Dataset listings of figures:
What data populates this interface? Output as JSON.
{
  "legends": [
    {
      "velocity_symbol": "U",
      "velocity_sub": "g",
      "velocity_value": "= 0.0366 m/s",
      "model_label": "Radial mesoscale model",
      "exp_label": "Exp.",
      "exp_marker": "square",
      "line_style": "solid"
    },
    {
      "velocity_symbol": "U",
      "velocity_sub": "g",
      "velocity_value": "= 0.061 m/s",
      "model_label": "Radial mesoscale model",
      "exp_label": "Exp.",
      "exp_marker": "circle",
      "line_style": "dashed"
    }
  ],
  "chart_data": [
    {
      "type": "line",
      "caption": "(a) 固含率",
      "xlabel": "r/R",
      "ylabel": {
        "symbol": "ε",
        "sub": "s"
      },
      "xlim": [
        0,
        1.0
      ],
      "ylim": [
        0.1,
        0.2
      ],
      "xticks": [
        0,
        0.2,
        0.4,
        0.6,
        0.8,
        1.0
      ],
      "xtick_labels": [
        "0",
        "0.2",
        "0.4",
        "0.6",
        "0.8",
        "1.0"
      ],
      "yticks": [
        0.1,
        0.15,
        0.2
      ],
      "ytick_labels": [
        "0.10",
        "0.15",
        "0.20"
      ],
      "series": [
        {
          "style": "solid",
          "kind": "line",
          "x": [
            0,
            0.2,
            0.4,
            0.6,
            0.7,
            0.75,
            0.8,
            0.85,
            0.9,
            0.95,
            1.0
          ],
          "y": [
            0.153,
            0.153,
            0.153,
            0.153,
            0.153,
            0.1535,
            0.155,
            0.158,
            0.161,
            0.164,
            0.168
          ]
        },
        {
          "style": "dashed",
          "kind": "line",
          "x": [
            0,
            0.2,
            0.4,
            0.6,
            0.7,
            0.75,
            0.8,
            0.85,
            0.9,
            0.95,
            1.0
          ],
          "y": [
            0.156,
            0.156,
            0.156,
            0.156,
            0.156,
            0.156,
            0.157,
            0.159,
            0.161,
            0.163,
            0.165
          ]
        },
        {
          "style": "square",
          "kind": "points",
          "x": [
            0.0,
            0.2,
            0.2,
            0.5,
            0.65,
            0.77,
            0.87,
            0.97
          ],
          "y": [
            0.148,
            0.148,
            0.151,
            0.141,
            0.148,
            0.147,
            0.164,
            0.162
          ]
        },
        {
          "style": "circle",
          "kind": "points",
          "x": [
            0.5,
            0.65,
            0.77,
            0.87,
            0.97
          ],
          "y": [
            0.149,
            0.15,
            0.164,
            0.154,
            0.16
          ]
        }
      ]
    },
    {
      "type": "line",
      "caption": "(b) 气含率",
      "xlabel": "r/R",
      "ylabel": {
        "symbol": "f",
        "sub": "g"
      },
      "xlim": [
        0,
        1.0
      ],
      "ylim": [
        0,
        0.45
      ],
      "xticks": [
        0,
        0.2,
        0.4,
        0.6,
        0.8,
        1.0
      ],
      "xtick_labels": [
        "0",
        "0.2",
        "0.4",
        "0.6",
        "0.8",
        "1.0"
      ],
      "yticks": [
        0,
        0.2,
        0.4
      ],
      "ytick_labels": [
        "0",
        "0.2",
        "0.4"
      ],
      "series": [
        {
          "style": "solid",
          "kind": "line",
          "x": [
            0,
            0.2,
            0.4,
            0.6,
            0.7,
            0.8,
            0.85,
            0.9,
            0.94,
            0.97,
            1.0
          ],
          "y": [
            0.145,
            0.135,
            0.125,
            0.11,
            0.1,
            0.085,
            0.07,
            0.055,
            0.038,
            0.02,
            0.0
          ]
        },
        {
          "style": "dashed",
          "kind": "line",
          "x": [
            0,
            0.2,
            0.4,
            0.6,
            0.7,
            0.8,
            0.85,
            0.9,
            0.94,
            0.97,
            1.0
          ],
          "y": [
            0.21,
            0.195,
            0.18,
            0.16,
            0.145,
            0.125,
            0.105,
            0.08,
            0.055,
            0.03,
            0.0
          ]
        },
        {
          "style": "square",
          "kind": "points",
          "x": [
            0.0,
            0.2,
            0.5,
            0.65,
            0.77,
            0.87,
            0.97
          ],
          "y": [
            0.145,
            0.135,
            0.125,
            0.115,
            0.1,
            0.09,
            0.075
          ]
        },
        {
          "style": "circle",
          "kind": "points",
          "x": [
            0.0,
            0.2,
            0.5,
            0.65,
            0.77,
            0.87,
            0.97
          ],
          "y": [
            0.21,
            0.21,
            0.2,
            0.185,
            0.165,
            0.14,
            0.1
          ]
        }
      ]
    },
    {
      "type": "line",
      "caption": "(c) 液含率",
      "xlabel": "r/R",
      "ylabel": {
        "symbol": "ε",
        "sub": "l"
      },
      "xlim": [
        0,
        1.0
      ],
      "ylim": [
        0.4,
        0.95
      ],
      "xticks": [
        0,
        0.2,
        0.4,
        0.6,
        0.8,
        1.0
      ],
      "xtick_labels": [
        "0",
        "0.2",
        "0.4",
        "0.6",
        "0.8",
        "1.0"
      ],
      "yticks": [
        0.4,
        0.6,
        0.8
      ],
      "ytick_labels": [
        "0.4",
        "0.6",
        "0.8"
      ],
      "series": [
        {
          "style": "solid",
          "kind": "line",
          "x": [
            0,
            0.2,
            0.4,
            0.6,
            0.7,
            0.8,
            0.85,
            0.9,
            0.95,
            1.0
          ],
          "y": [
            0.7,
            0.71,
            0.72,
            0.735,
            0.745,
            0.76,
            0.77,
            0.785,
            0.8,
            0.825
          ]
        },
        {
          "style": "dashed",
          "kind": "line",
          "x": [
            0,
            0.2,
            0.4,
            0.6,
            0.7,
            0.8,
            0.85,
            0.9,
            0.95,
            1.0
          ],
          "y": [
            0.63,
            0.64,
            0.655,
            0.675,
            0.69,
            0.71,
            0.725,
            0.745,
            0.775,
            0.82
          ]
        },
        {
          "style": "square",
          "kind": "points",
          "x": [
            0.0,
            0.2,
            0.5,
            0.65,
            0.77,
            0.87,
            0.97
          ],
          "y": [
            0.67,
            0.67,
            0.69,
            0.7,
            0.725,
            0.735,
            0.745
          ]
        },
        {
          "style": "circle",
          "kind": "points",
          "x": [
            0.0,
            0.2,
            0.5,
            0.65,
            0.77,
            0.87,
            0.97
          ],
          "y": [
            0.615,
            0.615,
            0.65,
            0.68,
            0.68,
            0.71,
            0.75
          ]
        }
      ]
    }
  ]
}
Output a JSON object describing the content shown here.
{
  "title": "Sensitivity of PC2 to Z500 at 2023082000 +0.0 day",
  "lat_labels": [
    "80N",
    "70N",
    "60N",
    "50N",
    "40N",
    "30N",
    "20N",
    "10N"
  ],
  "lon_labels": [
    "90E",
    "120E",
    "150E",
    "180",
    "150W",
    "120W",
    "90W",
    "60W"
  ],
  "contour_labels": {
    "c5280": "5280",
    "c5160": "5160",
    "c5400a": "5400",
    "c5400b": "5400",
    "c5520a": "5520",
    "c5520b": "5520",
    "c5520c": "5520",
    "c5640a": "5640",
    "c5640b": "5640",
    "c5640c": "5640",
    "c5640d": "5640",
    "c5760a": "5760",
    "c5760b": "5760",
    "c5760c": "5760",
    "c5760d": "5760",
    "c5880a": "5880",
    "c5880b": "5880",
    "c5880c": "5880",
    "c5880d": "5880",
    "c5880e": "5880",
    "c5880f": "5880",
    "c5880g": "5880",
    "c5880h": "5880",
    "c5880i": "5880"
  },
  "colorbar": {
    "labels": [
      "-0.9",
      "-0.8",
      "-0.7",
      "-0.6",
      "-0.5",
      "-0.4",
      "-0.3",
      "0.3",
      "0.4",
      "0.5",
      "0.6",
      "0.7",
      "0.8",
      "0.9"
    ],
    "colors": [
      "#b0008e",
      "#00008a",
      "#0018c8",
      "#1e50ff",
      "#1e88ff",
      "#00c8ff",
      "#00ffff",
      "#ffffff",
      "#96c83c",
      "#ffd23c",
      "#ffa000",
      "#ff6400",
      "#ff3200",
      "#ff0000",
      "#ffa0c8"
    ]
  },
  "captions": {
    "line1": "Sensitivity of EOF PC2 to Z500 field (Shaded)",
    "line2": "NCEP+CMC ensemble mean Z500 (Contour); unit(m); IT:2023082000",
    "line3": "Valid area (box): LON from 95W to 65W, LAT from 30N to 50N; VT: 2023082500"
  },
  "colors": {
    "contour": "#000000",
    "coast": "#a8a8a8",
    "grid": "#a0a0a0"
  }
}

▸ **What needs to be done**
Lines of the material that contain the word "JSON" are to be gathered.

▸ **Output**
What data populates this interface? Output as JSON.
Output a JSON object describing the content shown here.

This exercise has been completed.